Omit every picture and output the rest of the records exactly as they are.

=== Recorded information ===

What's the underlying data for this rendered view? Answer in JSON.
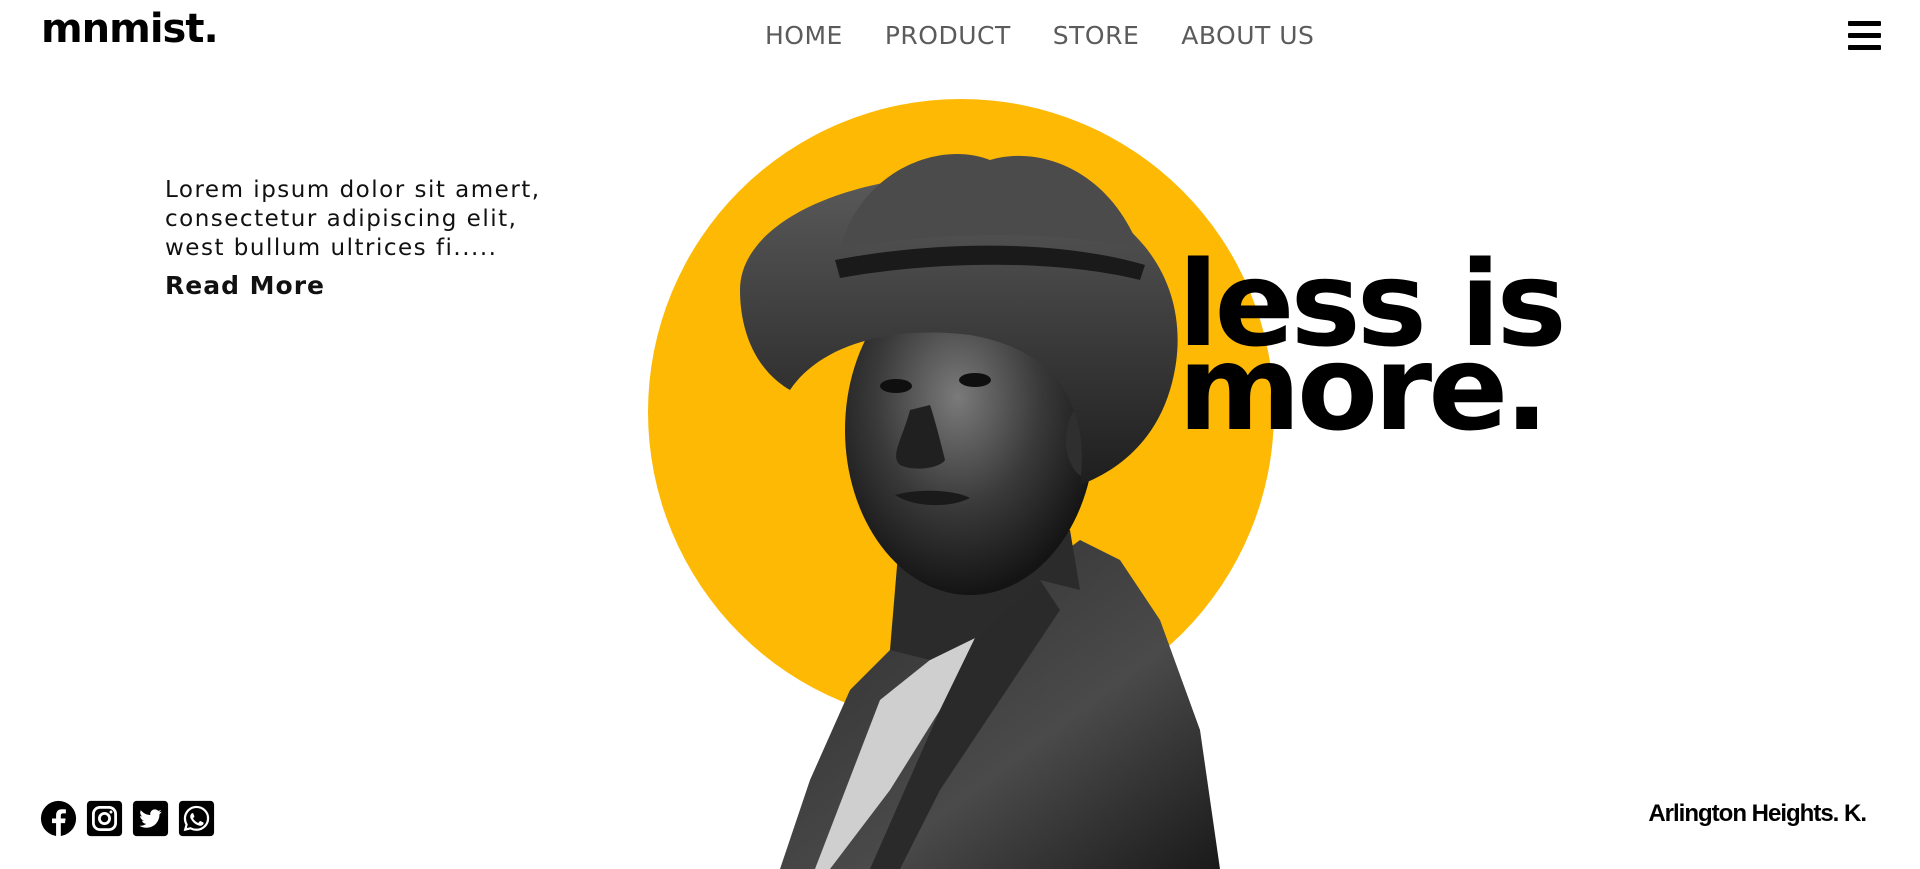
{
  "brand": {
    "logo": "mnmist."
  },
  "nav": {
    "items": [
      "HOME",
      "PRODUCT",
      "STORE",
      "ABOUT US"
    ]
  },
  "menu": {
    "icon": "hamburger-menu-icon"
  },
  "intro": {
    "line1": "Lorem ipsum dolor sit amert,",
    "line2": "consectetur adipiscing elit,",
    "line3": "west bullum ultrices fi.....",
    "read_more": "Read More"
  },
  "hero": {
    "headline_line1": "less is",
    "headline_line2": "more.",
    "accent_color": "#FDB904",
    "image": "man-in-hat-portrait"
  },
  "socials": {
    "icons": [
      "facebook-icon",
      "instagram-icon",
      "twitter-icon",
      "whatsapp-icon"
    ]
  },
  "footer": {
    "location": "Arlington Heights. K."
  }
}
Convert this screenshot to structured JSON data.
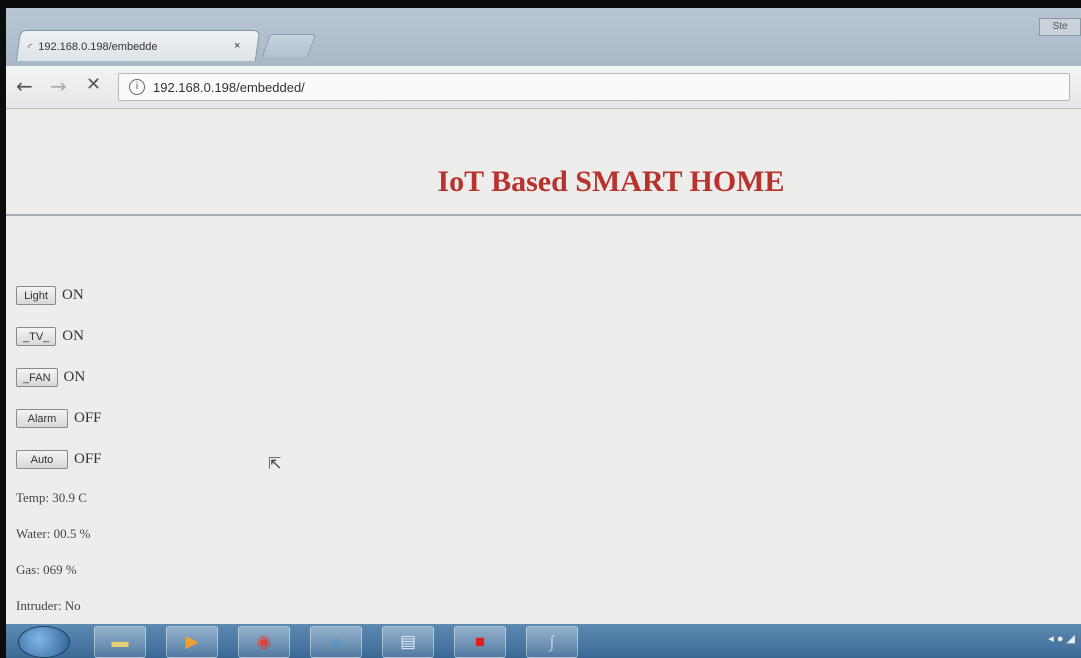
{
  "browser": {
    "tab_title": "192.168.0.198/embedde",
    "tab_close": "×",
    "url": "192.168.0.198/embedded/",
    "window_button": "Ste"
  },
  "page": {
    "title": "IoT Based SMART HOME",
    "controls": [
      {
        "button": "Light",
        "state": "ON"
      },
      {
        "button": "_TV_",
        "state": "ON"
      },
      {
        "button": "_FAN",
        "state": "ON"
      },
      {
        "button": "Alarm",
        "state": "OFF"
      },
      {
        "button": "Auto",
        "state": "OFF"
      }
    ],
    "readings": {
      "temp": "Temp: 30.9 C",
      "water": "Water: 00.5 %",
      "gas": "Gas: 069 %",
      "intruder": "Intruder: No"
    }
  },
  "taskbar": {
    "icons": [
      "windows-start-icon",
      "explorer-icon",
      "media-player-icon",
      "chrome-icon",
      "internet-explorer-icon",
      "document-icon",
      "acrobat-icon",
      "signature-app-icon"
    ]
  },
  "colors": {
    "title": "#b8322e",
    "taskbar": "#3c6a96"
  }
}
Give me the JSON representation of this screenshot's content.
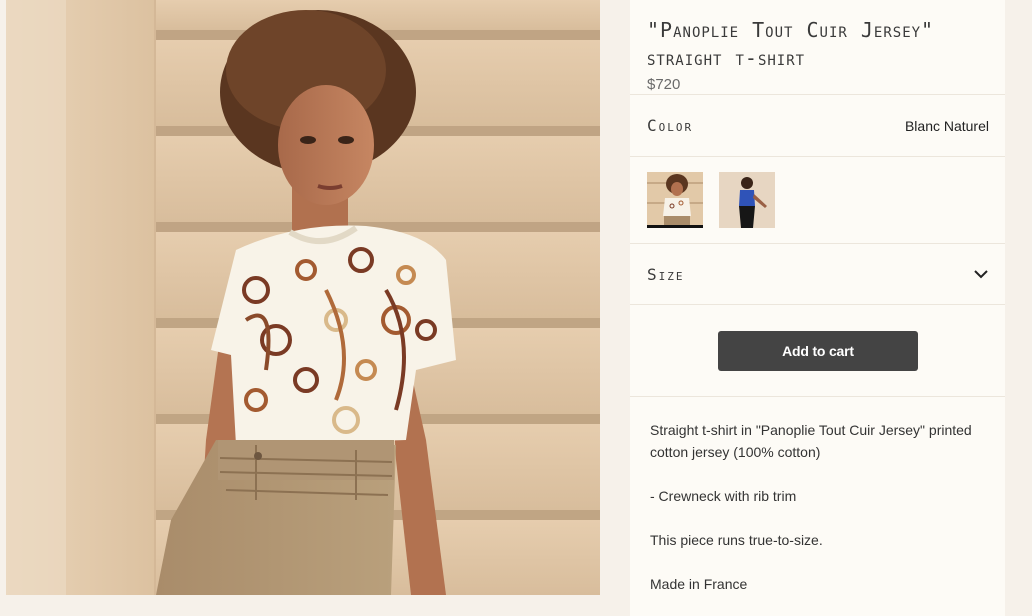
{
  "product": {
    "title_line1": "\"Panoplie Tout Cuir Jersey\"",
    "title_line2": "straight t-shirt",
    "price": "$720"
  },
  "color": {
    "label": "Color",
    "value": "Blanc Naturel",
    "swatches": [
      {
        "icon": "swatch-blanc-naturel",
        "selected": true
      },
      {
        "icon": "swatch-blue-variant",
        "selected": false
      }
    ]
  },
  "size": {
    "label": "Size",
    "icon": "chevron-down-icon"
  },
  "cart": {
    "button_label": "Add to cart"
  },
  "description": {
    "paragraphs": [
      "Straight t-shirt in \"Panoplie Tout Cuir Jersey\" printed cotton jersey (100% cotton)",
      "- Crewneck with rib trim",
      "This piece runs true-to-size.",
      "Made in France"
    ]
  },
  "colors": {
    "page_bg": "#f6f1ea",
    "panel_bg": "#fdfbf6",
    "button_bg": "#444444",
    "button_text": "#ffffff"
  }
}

===

Written answer ::
What's the underlying data for this rendered view? Answer in JSON.
{
  "brand": {
    "logo": "mnmist."
  },
  "nav": {
    "items": [
      "HOME",
      "PRODUCT",
      "STORE",
      "ABOUT US"
    ]
  },
  "menu": {
    "icon": "hamburger-menu-icon"
  },
  "intro": {
    "line1": "Lorem ipsum dolor sit amert,",
    "line2": "consectetur adipiscing elit,",
    "line3": "west bullum ultrices fi.....",
    "read_more": "Read More"
  },
  "hero": {
    "headline_line1": "less is",
    "headline_line2": "more.",
    "accent_color": "#FDB904",
    "image": "man-in-hat-portrait"
  },
  "socials": {
    "icons": [
      "facebook-icon",
      "instagram-icon",
      "twitter-icon",
      "whatsapp-icon"
    ]
  },
  "footer": {
    "location": "Arlington Heights. K."
  }
}
Convert this screenshot to structured JSON data.
{
  "browser": {
    "tab_title": "192.168.0.198/embedde",
    "tab_close": "×",
    "url": "192.168.0.198/embedded/",
    "window_button": "Ste"
  },
  "page": {
    "title": "IoT Based SMART HOME",
    "controls": [
      {
        "button": "Light",
        "state": "ON"
      },
      {
        "button": "_TV_",
        "state": "ON"
      },
      {
        "button": "_FAN",
        "state": "ON"
      },
      {
        "button": "Alarm",
        "state": "OFF"
      },
      {
        "button": "Auto",
        "state": "OFF"
      }
    ],
    "readings": {
      "temp": "Temp: 30.9 C",
      "water": "Water: 00.5 %",
      "gas": "Gas: 069 %",
      "intruder": "Intruder: No"
    }
  },
  "taskbar": {
    "icons": [
      "windows-start-icon",
      "explorer-icon",
      "media-player-icon",
      "chrome-icon",
      "internet-explorer-icon",
      "document-icon",
      "acrobat-icon",
      "signature-app-icon"
    ]
  },
  "colors": {
    "title": "#b8322e",
    "taskbar": "#3c6a96"
  }
}
Give me the JSON representation of this screenshot's content.
{
  "product": {
    "title_line1": "\"Panoplie Tout Cuir Jersey\"",
    "title_line2": "straight t-shirt",
    "price": "$720"
  },
  "color": {
    "label": "Color",
    "value": "Blanc Naturel",
    "swatches": [
      {
        "icon": "swatch-blanc-naturel",
        "selected": true
      },
      {
        "icon": "swatch-blue-variant",
        "selected": false
      }
    ]
  },
  "size": {
    "label": "Size",
    "icon": "chevron-down-icon"
  },
  "cart": {
    "button_label": "Add to cart"
  },
  "description": {
    "paragraphs": [
      "Straight t-shirt in \"Panoplie Tout Cuir Jersey\" printed cotton jersey (100% cotton)",
      "- Crewneck with rib trim",
      "This piece runs true-to-size.",
      "Made in France"
    ]
  },
  "colors": {
    "page_bg": "#f6f1ea",
    "panel_bg": "#fdfbf6",
    "button_bg": "#444444",
    "button_text": "#ffffff"
  }
}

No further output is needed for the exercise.